-- TO BE DONE --
Copy whichever lines contain the string "name".

-- DATA EXCERPTS --
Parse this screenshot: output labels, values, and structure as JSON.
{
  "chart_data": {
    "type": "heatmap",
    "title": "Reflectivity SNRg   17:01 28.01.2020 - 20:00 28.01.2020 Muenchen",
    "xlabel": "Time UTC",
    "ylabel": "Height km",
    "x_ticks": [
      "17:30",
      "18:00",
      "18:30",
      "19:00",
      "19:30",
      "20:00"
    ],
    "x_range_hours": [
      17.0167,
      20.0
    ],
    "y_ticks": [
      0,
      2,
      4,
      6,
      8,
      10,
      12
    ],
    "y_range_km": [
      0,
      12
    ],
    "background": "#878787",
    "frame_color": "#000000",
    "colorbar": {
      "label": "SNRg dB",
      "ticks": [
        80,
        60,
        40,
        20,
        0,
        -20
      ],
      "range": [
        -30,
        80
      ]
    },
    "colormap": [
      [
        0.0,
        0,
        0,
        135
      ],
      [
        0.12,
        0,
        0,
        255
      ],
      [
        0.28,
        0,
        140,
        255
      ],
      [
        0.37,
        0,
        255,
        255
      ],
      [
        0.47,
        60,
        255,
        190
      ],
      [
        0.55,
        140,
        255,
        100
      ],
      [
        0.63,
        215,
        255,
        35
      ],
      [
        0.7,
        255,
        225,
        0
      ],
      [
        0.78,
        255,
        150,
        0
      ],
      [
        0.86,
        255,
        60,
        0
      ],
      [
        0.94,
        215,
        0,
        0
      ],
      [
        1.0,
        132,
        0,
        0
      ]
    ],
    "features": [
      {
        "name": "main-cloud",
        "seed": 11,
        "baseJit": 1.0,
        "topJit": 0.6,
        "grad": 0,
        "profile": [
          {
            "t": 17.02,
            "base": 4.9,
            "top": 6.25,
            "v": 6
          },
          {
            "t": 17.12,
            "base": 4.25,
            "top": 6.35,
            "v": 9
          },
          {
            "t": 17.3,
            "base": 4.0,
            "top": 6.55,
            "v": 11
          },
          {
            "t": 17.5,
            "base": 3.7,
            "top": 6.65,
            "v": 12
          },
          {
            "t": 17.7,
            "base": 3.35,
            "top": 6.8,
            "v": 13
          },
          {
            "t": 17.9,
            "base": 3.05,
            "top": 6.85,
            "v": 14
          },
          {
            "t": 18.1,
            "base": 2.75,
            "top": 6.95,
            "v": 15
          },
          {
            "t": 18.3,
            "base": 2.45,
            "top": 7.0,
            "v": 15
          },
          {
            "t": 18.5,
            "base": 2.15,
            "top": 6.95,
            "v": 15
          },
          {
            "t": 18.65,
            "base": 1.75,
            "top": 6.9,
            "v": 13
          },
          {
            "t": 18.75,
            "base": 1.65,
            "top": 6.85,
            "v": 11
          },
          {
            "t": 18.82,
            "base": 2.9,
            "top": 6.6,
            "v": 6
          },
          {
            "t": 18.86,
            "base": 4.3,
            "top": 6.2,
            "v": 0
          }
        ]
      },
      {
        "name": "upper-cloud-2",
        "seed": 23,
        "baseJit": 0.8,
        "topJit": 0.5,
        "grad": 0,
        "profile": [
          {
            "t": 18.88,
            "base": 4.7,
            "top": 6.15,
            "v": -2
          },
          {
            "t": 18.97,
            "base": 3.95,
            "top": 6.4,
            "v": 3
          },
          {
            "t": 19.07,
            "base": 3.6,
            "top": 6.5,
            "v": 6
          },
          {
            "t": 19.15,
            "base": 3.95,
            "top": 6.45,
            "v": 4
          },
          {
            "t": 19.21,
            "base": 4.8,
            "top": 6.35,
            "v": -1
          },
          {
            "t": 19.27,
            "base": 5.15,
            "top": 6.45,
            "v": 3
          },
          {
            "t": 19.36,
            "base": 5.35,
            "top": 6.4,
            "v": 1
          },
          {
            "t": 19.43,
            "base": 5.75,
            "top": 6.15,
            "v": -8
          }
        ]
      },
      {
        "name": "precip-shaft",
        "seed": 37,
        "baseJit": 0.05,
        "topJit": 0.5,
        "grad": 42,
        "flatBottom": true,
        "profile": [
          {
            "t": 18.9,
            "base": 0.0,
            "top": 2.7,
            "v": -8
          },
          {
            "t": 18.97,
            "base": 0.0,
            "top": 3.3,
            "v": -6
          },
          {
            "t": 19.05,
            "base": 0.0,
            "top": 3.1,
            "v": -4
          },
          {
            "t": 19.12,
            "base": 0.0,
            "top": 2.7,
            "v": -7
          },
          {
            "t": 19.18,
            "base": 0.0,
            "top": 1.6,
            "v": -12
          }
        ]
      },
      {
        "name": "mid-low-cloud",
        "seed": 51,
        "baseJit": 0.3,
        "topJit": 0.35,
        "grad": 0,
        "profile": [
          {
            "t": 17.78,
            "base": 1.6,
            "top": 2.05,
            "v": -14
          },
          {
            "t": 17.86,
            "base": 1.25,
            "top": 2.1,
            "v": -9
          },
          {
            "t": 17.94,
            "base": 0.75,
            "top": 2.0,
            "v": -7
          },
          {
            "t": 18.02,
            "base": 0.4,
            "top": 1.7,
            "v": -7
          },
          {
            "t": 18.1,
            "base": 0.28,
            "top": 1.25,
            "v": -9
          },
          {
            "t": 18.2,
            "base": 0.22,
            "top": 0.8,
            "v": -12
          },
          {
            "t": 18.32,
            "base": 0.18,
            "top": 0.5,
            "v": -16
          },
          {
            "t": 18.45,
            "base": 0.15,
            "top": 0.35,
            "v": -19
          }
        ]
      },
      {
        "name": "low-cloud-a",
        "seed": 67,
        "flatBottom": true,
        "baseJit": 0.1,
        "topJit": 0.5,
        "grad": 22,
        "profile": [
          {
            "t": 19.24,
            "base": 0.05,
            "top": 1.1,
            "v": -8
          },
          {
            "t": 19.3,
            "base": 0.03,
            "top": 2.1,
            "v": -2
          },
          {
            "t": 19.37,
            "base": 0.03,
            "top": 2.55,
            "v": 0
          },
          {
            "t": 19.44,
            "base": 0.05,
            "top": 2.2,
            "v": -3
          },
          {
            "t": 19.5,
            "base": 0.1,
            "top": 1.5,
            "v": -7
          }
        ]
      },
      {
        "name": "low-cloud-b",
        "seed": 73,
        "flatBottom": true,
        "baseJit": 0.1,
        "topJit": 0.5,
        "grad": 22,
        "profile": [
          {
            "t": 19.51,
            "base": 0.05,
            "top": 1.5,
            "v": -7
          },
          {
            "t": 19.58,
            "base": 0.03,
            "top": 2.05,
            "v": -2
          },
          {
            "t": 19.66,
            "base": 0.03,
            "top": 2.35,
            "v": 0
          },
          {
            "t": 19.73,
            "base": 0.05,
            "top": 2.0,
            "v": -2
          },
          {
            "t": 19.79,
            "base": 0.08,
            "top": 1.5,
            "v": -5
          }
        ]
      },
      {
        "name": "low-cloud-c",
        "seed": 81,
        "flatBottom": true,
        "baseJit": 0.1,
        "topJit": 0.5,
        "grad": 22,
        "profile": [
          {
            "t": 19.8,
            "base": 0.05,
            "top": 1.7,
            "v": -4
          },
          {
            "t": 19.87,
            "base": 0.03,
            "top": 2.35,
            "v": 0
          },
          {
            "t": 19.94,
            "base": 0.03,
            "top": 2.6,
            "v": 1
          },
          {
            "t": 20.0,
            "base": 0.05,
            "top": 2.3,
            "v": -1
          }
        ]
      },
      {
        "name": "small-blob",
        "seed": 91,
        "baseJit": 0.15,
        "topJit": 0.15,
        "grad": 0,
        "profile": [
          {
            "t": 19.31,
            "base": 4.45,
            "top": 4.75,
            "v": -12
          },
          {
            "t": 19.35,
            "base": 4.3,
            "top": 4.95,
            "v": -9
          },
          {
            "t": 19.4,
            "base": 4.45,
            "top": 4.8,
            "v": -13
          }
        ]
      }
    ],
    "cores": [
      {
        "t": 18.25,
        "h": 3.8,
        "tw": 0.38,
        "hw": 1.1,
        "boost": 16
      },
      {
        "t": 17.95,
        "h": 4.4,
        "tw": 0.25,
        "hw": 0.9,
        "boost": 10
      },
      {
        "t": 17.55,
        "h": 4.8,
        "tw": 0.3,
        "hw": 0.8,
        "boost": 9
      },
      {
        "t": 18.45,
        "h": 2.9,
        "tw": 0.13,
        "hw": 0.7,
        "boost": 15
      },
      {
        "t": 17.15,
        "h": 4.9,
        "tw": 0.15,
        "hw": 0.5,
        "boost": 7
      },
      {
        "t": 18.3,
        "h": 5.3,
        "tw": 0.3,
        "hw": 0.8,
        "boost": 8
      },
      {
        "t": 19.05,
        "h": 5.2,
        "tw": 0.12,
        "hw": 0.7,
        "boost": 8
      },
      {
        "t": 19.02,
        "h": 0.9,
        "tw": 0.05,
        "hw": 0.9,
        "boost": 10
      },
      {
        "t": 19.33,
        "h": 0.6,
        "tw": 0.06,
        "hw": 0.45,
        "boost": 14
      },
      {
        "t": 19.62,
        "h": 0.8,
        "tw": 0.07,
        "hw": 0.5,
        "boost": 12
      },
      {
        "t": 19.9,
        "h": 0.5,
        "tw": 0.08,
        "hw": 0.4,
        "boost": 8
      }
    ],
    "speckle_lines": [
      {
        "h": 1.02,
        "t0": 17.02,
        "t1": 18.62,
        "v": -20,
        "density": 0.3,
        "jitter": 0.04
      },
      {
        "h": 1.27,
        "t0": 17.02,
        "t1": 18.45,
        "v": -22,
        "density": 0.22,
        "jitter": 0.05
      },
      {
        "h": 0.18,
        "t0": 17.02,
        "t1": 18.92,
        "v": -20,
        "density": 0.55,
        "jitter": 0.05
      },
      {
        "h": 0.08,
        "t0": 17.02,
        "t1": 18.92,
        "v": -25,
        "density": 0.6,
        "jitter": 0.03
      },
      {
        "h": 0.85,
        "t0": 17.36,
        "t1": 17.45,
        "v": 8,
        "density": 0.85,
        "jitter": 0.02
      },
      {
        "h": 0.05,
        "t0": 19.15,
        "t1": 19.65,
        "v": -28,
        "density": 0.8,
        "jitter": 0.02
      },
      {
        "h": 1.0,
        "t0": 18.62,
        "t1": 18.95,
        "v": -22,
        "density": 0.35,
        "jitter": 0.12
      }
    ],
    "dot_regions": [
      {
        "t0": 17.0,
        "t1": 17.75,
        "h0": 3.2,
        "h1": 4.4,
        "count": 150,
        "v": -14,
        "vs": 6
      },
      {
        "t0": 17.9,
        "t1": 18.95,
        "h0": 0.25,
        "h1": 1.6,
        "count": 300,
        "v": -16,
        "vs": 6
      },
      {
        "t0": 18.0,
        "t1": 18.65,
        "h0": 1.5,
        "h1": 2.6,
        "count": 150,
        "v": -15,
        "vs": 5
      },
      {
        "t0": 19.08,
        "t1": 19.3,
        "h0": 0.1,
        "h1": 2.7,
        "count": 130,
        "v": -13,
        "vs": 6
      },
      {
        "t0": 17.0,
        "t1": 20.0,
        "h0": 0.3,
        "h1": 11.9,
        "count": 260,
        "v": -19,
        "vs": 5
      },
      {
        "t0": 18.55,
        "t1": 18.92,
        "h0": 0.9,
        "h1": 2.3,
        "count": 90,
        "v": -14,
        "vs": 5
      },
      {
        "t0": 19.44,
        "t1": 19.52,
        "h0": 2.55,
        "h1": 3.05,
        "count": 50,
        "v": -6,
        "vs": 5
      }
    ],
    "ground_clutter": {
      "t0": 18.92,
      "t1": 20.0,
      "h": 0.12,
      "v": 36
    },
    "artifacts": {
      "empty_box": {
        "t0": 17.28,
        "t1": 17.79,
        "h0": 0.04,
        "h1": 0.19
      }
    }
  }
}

-- RESPONSE TO THE TASK --
        "name": "main-cloud",
        "name": "upper-cloud-2",
        "name": "precip-shaft",
        "name": "mid-low-cloud",
        "name": "low-cloud-a",
        "name": "low-cloud-b",
        "name": "low-cloud-c",
        "name": "small-blob",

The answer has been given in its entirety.